-- Begin Extract provided --

- The Barbados government will acquire the archives of Banyan, a television documentary company.
- The archive preserves not just final products but also source material, offering a comprehensive view of creative work.
- Carnival’s organizers and stakeholders fail to preserve the festival’s creative output, leading to the loss of valuable cultural assets.
Above: Christopher Laird, photographed in 2005. Photo by Mark Lyndersay
BitDepth#1527 for September 08, 2025
On August 22, at the opening of Carifesta, Prime Minister Mia Mottley announced that the Barbados government would acquire the archives of Banyan, a television documentary company focused on local cultural content over the last 50 years.
The announcement came almost three years after the late Mark Loquan announced that NGC would acquire the archive.
The institutionally cavalier treatment of TT’s history as recorded by its journalists is a topic that I’ve returned to often in this column, most directly in a 2017 column.
Decades ago at a TT talk shop, a person I remember as former PoS Mayor John Rahael pointing out that the key difference between the rich and the middle-class wasn’t just how much money they earned, it was how much they kept, underlining the difference between assets and expenses.
Great wealth did not visit me because of his advice, but his counsel did not fall on deaf ears.

-- End Extract provided --

Things to do:
A. In the column on the Banyan archive, who announced that the Barbados government would acquire the archive, and on what occasion?
B. Pick up the column on the Banyan archive after its final sentence and carry it forward in the same voice.
You can leave the records aside; nothing in them is needed.

-- Begin Extracted material --

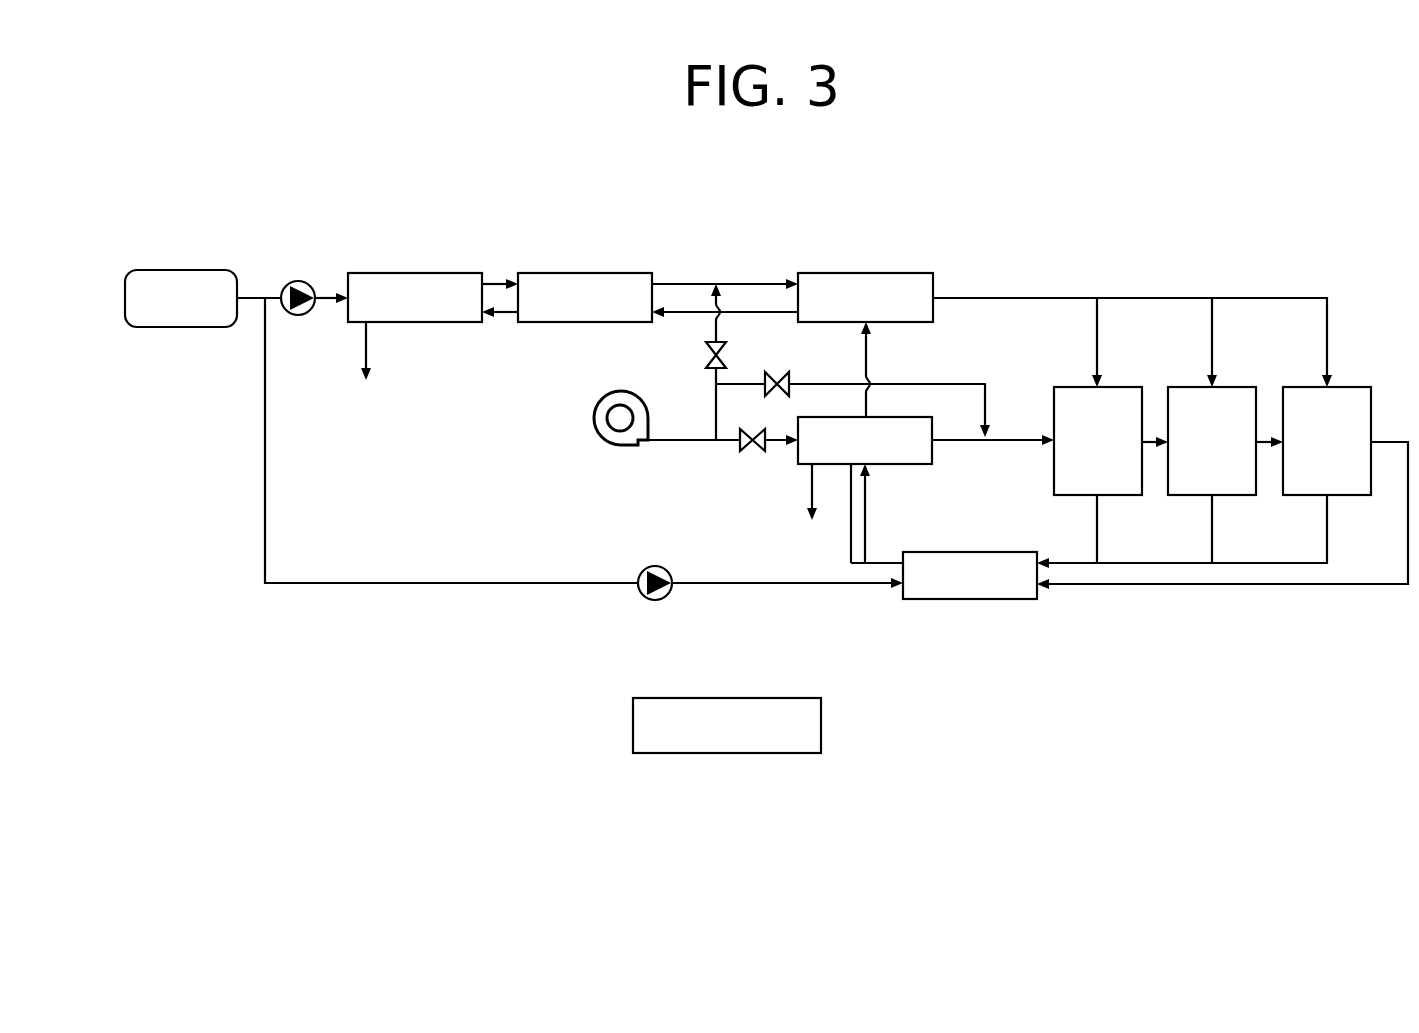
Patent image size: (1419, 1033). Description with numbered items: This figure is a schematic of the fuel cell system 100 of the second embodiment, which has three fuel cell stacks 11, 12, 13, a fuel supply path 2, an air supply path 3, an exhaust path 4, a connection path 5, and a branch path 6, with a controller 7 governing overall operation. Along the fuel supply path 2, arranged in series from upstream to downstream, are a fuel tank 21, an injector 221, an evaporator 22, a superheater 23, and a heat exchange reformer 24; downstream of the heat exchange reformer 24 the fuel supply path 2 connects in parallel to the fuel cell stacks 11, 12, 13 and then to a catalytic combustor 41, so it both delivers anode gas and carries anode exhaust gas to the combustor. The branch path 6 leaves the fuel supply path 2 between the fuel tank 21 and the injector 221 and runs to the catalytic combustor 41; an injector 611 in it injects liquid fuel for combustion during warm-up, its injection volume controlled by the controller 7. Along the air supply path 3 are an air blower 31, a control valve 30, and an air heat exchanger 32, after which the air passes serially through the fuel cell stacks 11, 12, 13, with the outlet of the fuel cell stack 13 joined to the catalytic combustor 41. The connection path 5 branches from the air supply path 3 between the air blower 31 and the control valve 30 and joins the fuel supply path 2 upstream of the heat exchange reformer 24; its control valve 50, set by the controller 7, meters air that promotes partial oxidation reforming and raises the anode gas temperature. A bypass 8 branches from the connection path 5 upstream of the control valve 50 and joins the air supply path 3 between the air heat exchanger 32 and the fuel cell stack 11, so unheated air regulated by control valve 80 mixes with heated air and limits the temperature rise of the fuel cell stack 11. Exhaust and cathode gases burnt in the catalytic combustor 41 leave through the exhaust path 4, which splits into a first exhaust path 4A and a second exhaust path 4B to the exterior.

The fuel cell system 100 is at (1284, 203).
The fuel tank 21 is at (183, 270).
The fuel supply path 2 is at (253, 292).
The injector 221 is at (301, 282).
The evaporator 22 is at (440, 273).
The superheater 23 is at (614, 273).
The heat exchange reformer 24 is at (865, 273).
The bypass 8 is at (949, 383).
The control valve 80 is at (780, 374).
The control valve 50 is at (706, 350).
The connection path 5 is at (712, 416).
The air blower 31 is at (620, 448).
The air supply path 3 is at (690, 443).
The control valve 30 is at (745, 452).
The air heat exchanger 32 is at (928, 465).
The first exhaust path 4A is at (868, 514).
The exhaust path 4 is at (880, 555).
The second exhaust path 4B is at (848, 512).
The catalytic combustor 41 is at (982, 600).
The branch path 6 is at (534, 586).
The injector 611 is at (657, 602).
The fuel cell stack 11 is at (1128, 386).
The fuel cell stack 12 is at (1241, 386).
The fuel cell stack 13 is at (1358, 386).
The controller 7 is at (748, 754).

-- End Extracted material --

Results:
A. Prime Minister Mia Mottley announced it on August 22, at the opening of Carifesta.

B.
Dovetailing it with decades spent observing the great care that the late photographer Noel Norton took of his negatives, I recommitted to preserving my only real assets, my photographs and writing.
Choosing that path is hard enough. Actually walking it is painfully difficult. Guarding creative work against the predations of IP thieves, predatory work for hire agreements and the inexperience of solo freelancing dented those efforts over the years.
My work as a photographer actually began with video, controlling an early video camera for the pilot Family Planning Association video that would become Who The CAP fits, a seminal Banyan education series that mixed creole narrative with life counsel.
The musician Ronald Reid brought me first to a backyard meeting at the Woodbrook home of Maurice Brash where the early Banyan was brainstorming a Christmas special for broadcast on TTT.
Looking back at the talent in that room, Christopher and Judith Laird, Maurice Brash, Bruce Paddington, Dawud Orr, Ron and Christopher Pinheiro, I wasn’t only out of my depth; I was generously buoyed by their collective patience and support.
That first self-produced pilot, starring Joanne Kilgour and John Isaacs was recorded on reel to reel magnetic tape hard-wired to cameras under the supervision of a UN consultant. It is also a part of the Banyan archive.
Video has always been a collaborative, human resource intensive endeavor, and the experience pushed me to still photography, which I could pursue on my own, but Banyan never let me go, something I never forgot.
Laird would ask me to contribute music reviews for his cultural magazine, Kairi, and again when the call came to review theatrical productions on my motorbike for early episodes of Gayelle. Four episodes into that experience, people began recognizing me in the street and I quickly retired the slot.
More recently, after Gayelle the Channel began broadcasting quite literally around the corner from my studio, I volunteered to do promotional photos of the hosts of its shows.
My continued intersections with Banyan offered a unique window into Laird’s fight to first maintain archives of the station’s output, then to digitize Banyan’s archive of tapes.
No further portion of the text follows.